• WHAT IS NEEDED:
Search the listing for "name" and copy every line where it appears.
━━ DATASET CONTENT ━━
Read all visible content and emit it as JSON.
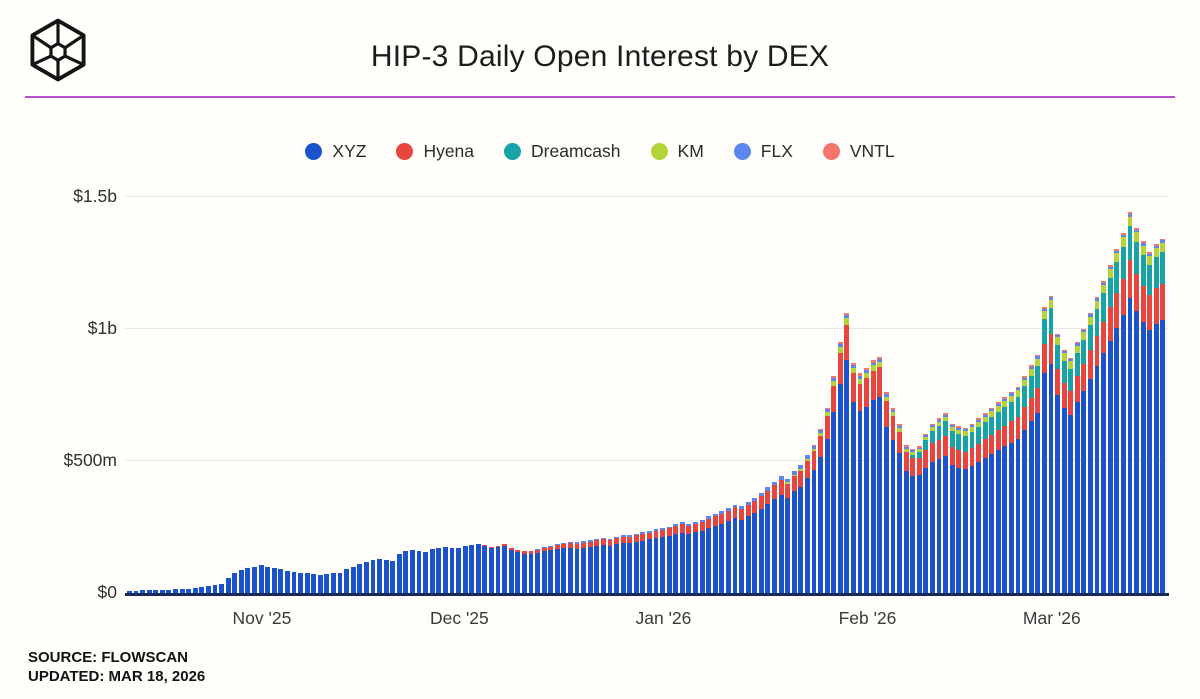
{
  "header": {
    "title": "HIP-3 Daily Open Interest by DEX",
    "logo_icon": "cube-wireframe-logo",
    "divider_color": "#b44fd6"
  },
  "source": {
    "line1": "SOURCE: FLOWSCAN",
    "line2": "UPDATED: MAR 18, 2026"
  },
  "chart_data": {
    "type": "bar",
    "stacked": true,
    "title": "HIP-3 Daily Open Interest by DEX",
    "unit": "millions USD",
    "x_start": "Oct 12 '25",
    "x_end": "Mar 18 '26",
    "n_bars": 158,
    "ylim": [
      0,
      1500
    ],
    "grid": true,
    "legend_position": "top-center",
    "axis_color": "#16295c",
    "yticks": [
      {
        "value": 0,
        "label": "$0"
      },
      {
        "value": 500,
        "label": "$500m"
      },
      {
        "value": 1000,
        "label": "$1b"
      },
      {
        "value": 1500,
        "label": "$1.5b"
      }
    ],
    "xticks": [
      {
        "index": 20,
        "label": "Nov '25"
      },
      {
        "index": 50,
        "label": "Dec '25"
      },
      {
        "index": 81,
        "label": "Jan '26"
      },
      {
        "index": 112,
        "label": "Feb '26"
      },
      {
        "index": 140,
        "label": "Mar '26"
      }
    ],
    "series": [
      {
        "name": "XYZ",
        "color": "#1a53cc",
        "start_offset_days": 0,
        "values": [
          8,
          9,
          10,
          11,
          12,
          12,
          13,
          14,
          15,
          16,
          18,
          22,
          26,
          30,
          36,
          55,
          75,
          88,
          95,
          100,
          105,
          100,
          96,
          90,
          84,
          80,
          76,
          74,
          72,
          70,
          72,
          74,
          76,
          90,
          100,
          110,
          118,
          124,
          127,
          124,
          120,
          148,
          158,
          164,
          160,
          156,
          166,
          170,
          174,
          170,
          172,
          178,
          182,
          186,
          177,
          171,
          174,
          177,
          162,
          154,
          148,
          149,
          152,
          159,
          162,
          166,
          169,
          172,
          168,
          171,
          174,
          178,
          182,
          178,
          185,
          190,
          188,
          193,
          198,
          203,
          208,
          211,
          216,
          223,
          229,
          223,
          230,
          236,
          246,
          254,
          262,
          272,
          283,
          278,
          291,
          303,
          320,
          337,
          355,
          372,
          360,
          385,
          403,
          435,
          466,
          516,
          583,
          684,
          792,
          884,
          722,
          688,
          706,
          731,
          742,
          630,
          580,
          530,
          463,
          445,
          446,
          472,
          496,
          508,
          520,
          485,
          475,
          468,
          480,
          495,
          510,
          525,
          540,
          555,
          570,
          585,
          617,
          650,
          683,
          833,
          868,
          750,
          700,
          676,
          724,
          764,
          812,
          860,
          908,
          956,
          1004,
          1052,
          1116,
          1068,
          1028,
          996,
          1020,
          1036
        ]
      },
      {
        "name": "Hyena",
        "color": "#e8453e",
        "start_offset_days": 54,
        "values": [
          4,
          5,
          6,
          7,
          8,
          9,
          10,
          10,
          11,
          13,
          14,
          16,
          17,
          18,
          19,
          20,
          21,
          22,
          22,
          22,
          23,
          24,
          24,
          25,
          25,
          26,
          27,
          28,
          29,
          30,
          31,
          31,
          32,
          33,
          35,
          36,
          38,
          39,
          41,
          41,
          43,
          45,
          47,
          50,
          53,
          56,
          54,
          58,
          61,
          66,
          71,
          79,
          89,
          102,
          118,
          132,
          110,
          105,
          107,
          111,
          113,
          96,
          89,
          81,
          71,
          66,
          64,
          68,
          71,
          72,
          74,
          69,
          68,
          67,
          68,
          70,
          72,
          74,
          76,
          78,
          80,
          82,
          86,
          90,
          94,
          110,
          115,
          100,
          94,
          91,
          97,
          102,
          108,
          114,
          120,
          126,
          132,
          138,
          146,
          140,
          135,
          131,
          134,
          136
        ]
      },
      {
        "name": "Dreamcash",
        "color": "#17a3a8",
        "start_offset_days": 119,
        "values": [
          12,
          24,
          38,
          48,
          54,
          58,
          58,
          59,
          61,
          63,
          65,
          67,
          69,
          71,
          73,
          75,
          77,
          80,
          82,
          84,
          95,
          98,
          90,
          86,
          83,
          87,
          92,
          97,
          102,
          107,
          112,
          117,
          122,
          128,
          123,
          119,
          115,
          118,
          120
        ]
      },
      {
        "name": "KM",
        "color": "#b3d339",
        "start_offset_days": 100,
        "values": [
          5,
          6,
          7,
          8,
          10,
          12,
          14,
          18,
          22,
          24,
          20,
          19,
          19,
          20,
          21,
          17,
          15,
          14,
          12,
          11,
          10,
          12,
          14,
          15,
          16,
          16,
          16,
          16,
          17,
          18,
          19,
          20,
          21,
          22,
          23,
          24,
          25,
          26,
          27,
          29,
          30,
          28,
          28,
          28,
          29,
          29,
          30,
          31,
          32,
          33,
          34,
          35,
          36,
          35,
          34,
          34,
          34,
          34
        ]
      },
      {
        "name": "FLX",
        "color": "#5d87ee",
        "start_offset_days": 61,
        "values": [
          2,
          3,
          3,
          4,
          4,
          4,
          5,
          5,
          5,
          5,
          5,
          6,
          6,
          6,
          6,
          6,
          6,
          7,
          7,
          7,
          7,
          7,
          7,
          8,
          8,
          8,
          9,
          9,
          10,
          10,
          11,
          11,
          11,
          12,
          12,
          13,
          13,
          14,
          14,
          13,
          13,
          13,
          13,
          10,
          10,
          10,
          11,
          12,
          13,
          11,
          11,
          11,
          11,
          11,
          10,
          9,
          9,
          8,
          7,
          7,
          7,
          7,
          7,
          8,
          8,
          8,
          8,
          8,
          8,
          8,
          8,
          8,
          8,
          8,
          8,
          8,
          8,
          8,
          9,
          9,
          8,
          8,
          8,
          9,
          9,
          9,
          9,
          9,
          9,
          9,
          9,
          10,
          10,
          10,
          10,
          10,
          10
        ]
      },
      {
        "name": "VNTL",
        "color": "#f4756b",
        "start_offset_days": 104,
        "values": [
          5,
          5,
          6,
          7,
          8,
          9,
          9,
          9,
          9,
          9,
          9,
          9,
          9,
          8,
          8,
          5,
          5,
          5,
          6,
          6,
          6,
          6,
          6,
          6,
          6,
          6,
          6,
          6,
          6,
          6,
          6,
          6,
          6,
          6,
          6,
          6,
          6,
          6,
          6,
          6,
          6,
          6,
          6,
          6,
          6,
          6,
          6,
          6,
          6,
          6,
          6,
          6,
          6,
          6
        ]
      }
    ]
  }
}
━━━
• EXERCISE ANSWER:
        "name": "XYZ",
        "name": "Hyena",
        "name": "Dreamcash",
        "name": "KM",
        "name": "FLX",
        "name": "VNTL",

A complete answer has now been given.